***** Information given
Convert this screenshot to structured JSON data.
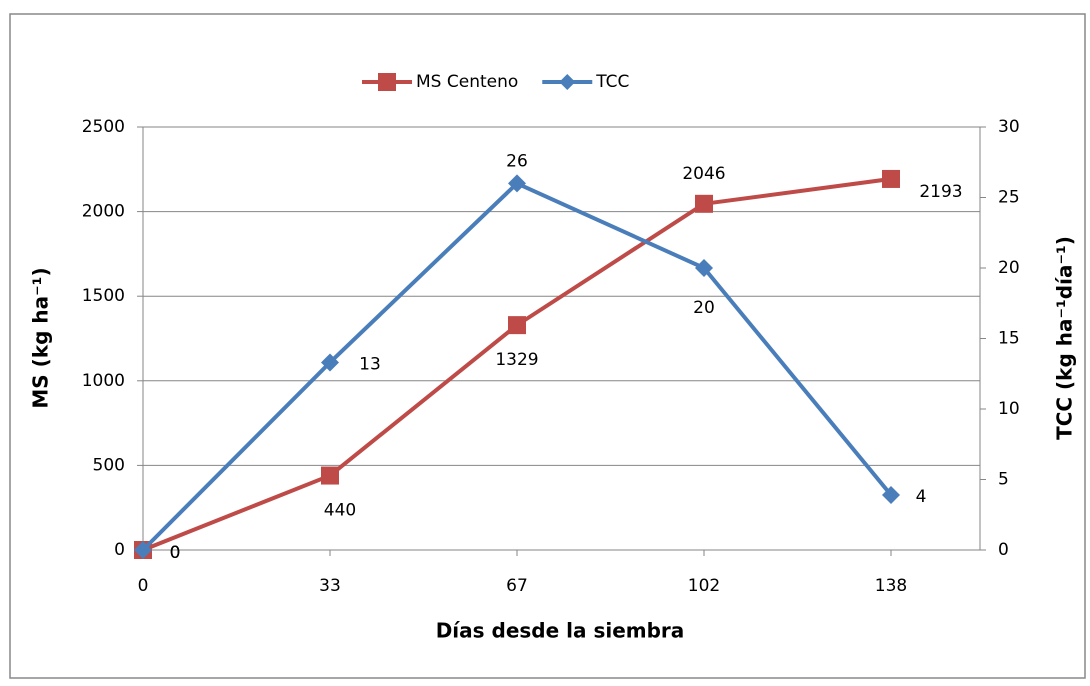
{
  "chart_data": {
    "type": "line",
    "x_label": "Días desde la siembra",
    "y_label": "MS (kg ha⁻¹)",
    "y2_label": "TCC (kg ha⁻¹día⁻¹)",
    "categories": [
      "0",
      "33",
      "67",
      "102",
      "138"
    ],
    "series": [
      {
        "name": "MS Centeno",
        "color": "#be4b48",
        "marker": "square",
        "values": [
          0,
          440,
          1329,
          2046,
          2193
        ]
      },
      {
        "name": "TCC",
        "color": "#4a7ebb",
        "marker": "diamond",
        "axis": "y2",
        "values": [
          0,
          13.3,
          26,
          20,
          3.9
        ],
        "value_labels": [
          "0",
          "13",
          "26",
          "20",
          "4"
        ]
      }
    ],
    "ylim": [
      0,
      2500
    ],
    "yticks": [
      0,
      500,
      1000,
      1500,
      2000,
      2500
    ],
    "y2lim": [
      0,
      30
    ],
    "y2ticks": [
      0,
      5,
      10,
      15,
      20,
      25,
      30
    ],
    "grid": true,
    "legend": "top"
  }
}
**********
Exercise
All records must be output exactly as they are, except for the pictures, which are left out.

Right answer
Convert this screenshot to structured JSON data.
{
  "chart_data": {
    "type": "line",
    "x_label": "Días desde la siembra",
    "y_label": "MS (kg ha⁻¹)",
    "y2_label": "TCC (kg ha⁻¹día⁻¹)",
    "categories": [
      "0",
      "33",
      "67",
      "102",
      "138"
    ],
    "series": [
      {
        "name": "MS Centeno",
        "color": "#be4b48",
        "marker": "square",
        "values": [
          0,
          440,
          1329,
          2046,
          2193
        ]
      },
      {
        "name": "TCC",
        "color": "#4a7ebb",
        "marker": "diamond",
        "axis": "y2",
        "values": [
          0,
          13.3,
          26,
          20,
          3.9
        ],
        "value_labels": [
          "0",
          "13",
          "26",
          "20",
          "4"
        ]
      }
    ],
    "ylim": [
      0,
      2500
    ],
    "yticks": [
      0,
      500,
      1000,
      1500,
      2000,
      2500
    ],
    "y2lim": [
      0,
      30
    ],
    "y2ticks": [
      0,
      5,
      10,
      15,
      20,
      25,
      30
    ],
    "grid": true,
    "legend": "top"
  }
}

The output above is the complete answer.